— YOUR INSTRUCTIONS —
Send back the records in full, character for character.

— Data entries —
---*---

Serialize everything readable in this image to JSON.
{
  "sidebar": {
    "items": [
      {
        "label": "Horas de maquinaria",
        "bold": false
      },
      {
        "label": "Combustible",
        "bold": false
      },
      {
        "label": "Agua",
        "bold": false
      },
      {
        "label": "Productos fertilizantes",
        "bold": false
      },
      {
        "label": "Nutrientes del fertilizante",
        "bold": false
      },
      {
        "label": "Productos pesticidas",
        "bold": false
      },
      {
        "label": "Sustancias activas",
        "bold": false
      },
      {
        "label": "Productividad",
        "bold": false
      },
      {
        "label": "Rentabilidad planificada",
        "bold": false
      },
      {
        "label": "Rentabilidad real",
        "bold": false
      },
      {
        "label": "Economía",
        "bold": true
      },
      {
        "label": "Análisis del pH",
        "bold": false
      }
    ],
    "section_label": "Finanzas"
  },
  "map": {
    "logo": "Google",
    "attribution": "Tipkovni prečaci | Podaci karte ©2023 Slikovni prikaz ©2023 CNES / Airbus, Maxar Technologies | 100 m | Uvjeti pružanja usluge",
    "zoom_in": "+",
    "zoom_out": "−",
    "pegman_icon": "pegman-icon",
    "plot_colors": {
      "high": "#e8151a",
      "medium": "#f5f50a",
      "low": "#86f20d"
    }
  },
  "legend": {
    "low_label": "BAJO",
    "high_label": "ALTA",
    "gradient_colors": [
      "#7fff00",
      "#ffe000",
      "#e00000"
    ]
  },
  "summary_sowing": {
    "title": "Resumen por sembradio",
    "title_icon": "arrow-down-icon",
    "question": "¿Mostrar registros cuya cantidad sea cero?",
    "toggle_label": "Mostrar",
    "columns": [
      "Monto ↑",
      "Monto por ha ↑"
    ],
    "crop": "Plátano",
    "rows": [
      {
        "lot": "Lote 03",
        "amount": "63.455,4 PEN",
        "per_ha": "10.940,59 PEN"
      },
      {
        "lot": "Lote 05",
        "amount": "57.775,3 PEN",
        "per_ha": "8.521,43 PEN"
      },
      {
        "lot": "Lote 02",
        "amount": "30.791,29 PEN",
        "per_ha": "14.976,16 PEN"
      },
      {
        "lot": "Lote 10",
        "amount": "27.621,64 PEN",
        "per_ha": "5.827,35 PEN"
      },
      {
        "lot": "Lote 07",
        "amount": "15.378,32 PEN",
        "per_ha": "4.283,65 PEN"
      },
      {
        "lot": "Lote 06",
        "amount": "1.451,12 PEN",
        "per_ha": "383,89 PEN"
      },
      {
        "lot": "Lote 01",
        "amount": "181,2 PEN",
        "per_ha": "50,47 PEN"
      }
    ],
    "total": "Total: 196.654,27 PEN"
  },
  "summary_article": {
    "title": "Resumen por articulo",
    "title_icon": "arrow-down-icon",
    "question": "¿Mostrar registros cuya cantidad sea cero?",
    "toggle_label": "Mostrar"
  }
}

---*---

— RESPONSE TO THE EXERCISE —
Serialize everything readable in this image to JSON.
{
  "sidebar": {
    "items": [
      {
        "label": "Horas de maquinaria",
        "bold": false
      },
      {
        "label": "Combustible",
        "bold": false
      },
      {
        "label": "Agua",
        "bold": false
      },
      {
        "label": "Productos fertilizantes",
        "bold": false
      },
      {
        "label": "Nutrientes del fertilizante",
        "bold": false
      },
      {
        "label": "Productos pesticidas",
        "bold": false
      },
      {
        "label": "Sustancias activas",
        "bold": false
      },
      {
        "label": "Productividad",
        "bold": false
      },
      {
        "label": "Rentabilidad planificada",
        "bold": false
      },
      {
        "label": "Rentabilidad real",
        "bold": false
      },
      {
        "label": "Economía",
        "bold": true
      },
      {
        "label": "Análisis del pH",
        "bold": false
      }
    ],
    "section_label": "Finanzas"
  },
  "map": {
    "logo": "Google",
    "attribution": "Tipkovni prečaci | Podaci karte ©2023 Slikovni prikaz ©2023 CNES / Airbus, Maxar Technologies | 100 m | Uvjeti pružanja usluge",
    "zoom_in": "+",
    "zoom_out": "−",
    "pegman_icon": "pegman-icon",
    "plot_colors": {
      "high": "#e8151a",
      "medium": "#f5f50a",
      "low": "#86f20d"
    }
  },
  "legend": {
    "low_label": "BAJO",
    "high_label": "ALTA",
    "gradient_colors": [
      "#7fff00",
      "#ffe000",
      "#e00000"
    ]
  },
  "summary_sowing": {
    "title": "Resumen por sembradio",
    "title_icon": "arrow-down-icon",
    "question": "¿Mostrar registros cuya cantidad sea cero?",
    "toggle_label": "Mostrar",
    "columns": [
      "Monto ↑",
      "Monto por ha ↑"
    ],
    "crop": "Plátano",
    "rows": [
      {
        "lot": "Lote 03",
        "amount": "63.455,4 PEN",
        "per_ha": "10.940,59 PEN"
      },
      {
        "lot": "Lote 05",
        "amount": "57.775,3 PEN",
        "per_ha": "8.521,43 PEN"
      },
      {
        "lot": "Lote 02",
        "amount": "30.791,29 PEN",
        "per_ha": "14.976,16 PEN"
      },
      {
        "lot": "Lote 10",
        "amount": "27.621,64 PEN",
        "per_ha": "5.827,35 PEN"
      },
      {
        "lot": "Lote 07",
        "amount": "15.378,32 PEN",
        "per_ha": "4.283,65 PEN"
      },
      {
        "lot": "Lote 06",
        "amount": "1.451,12 PEN",
        "per_ha": "383,89 PEN"
      },
      {
        "lot": "Lote 01",
        "amount": "181,2 PEN",
        "per_ha": "50,47 PEN"
      }
    ],
    "total": "Total: 196.654,27 PEN"
  },
  "summary_article": {
    "title": "Resumen por articulo",
    "title_icon": "arrow-down-icon",
    "question": "¿Mostrar registros cuya cantidad sea cero?",
    "toggle_label": "Mostrar"
  }
}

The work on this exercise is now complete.